-- START Dataset content --

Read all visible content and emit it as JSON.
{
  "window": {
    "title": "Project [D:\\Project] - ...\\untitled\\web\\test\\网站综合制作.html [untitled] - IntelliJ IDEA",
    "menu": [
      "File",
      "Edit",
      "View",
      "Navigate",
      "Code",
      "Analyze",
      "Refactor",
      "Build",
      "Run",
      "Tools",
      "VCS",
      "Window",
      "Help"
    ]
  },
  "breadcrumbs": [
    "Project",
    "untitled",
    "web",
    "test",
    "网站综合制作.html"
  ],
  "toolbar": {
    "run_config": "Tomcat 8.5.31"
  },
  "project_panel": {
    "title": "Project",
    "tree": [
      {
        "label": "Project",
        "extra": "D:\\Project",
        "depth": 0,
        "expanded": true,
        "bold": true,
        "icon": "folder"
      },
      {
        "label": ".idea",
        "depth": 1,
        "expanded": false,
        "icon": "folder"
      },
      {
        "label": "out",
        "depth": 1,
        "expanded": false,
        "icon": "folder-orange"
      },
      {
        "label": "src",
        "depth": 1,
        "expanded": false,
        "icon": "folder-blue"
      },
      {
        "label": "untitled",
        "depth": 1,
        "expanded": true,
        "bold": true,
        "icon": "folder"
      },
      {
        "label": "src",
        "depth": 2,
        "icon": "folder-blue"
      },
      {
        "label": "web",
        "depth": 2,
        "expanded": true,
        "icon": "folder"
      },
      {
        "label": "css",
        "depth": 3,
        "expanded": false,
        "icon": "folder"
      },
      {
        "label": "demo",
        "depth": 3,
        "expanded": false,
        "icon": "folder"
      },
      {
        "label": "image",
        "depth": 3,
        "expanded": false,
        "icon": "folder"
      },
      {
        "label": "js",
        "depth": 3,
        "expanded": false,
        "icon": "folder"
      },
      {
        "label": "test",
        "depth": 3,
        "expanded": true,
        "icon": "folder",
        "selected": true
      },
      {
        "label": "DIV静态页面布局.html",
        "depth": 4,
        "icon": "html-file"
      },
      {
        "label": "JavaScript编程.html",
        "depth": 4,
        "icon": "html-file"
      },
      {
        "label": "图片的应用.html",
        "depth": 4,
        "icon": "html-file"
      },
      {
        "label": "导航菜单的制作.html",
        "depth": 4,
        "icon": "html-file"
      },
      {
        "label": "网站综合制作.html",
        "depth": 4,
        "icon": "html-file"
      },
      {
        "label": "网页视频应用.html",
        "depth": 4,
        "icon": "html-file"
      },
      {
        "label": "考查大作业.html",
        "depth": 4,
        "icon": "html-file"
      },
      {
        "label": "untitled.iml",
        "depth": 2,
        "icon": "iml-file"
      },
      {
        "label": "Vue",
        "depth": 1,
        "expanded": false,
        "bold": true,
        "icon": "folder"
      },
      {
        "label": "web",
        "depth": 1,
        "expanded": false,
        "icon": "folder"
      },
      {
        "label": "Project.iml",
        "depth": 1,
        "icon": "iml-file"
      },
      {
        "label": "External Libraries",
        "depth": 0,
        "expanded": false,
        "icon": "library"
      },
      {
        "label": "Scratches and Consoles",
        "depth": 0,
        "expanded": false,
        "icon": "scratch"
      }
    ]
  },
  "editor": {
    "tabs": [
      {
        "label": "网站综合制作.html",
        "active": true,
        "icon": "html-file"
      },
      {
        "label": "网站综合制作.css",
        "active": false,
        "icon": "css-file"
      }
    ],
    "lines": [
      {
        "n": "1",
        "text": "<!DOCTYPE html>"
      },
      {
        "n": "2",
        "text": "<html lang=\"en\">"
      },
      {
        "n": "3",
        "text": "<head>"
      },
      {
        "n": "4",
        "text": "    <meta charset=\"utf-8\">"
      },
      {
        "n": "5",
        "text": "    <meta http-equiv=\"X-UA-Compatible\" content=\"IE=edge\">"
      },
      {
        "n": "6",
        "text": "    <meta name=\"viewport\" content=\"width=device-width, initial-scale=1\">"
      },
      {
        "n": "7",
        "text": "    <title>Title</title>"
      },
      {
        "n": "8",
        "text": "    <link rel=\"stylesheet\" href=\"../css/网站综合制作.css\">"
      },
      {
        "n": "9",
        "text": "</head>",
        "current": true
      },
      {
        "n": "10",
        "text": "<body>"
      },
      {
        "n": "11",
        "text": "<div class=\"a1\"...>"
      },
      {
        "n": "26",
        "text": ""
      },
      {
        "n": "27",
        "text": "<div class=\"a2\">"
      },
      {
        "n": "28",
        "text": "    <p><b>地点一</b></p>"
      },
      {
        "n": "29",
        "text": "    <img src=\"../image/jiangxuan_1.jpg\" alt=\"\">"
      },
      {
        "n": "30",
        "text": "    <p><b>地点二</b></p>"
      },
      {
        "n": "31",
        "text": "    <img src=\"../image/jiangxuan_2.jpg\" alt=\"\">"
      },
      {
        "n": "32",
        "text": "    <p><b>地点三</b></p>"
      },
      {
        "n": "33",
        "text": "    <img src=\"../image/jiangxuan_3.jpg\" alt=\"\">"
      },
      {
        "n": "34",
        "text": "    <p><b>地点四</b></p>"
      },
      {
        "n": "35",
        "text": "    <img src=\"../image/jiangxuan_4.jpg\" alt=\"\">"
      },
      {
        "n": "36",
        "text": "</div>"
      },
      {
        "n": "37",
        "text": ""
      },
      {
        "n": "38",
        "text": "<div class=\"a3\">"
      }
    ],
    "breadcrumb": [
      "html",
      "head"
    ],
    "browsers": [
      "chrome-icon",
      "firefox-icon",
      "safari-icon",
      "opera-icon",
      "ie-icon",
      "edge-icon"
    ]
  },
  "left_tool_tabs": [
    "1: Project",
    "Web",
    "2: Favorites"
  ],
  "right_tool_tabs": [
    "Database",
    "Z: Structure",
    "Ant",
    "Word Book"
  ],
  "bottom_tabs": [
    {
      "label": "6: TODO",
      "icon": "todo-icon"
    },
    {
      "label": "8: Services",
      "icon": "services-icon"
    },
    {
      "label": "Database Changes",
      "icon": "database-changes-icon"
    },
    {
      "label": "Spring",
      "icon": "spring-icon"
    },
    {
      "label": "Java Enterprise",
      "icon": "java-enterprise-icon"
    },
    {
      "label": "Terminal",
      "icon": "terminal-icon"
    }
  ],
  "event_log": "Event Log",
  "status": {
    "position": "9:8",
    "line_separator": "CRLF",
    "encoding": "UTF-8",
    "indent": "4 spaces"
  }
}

-- END Dataset content --

> What is required:
Write down only the number of lines that contain the string "meta" in the listing.

> Solution for this problem:
3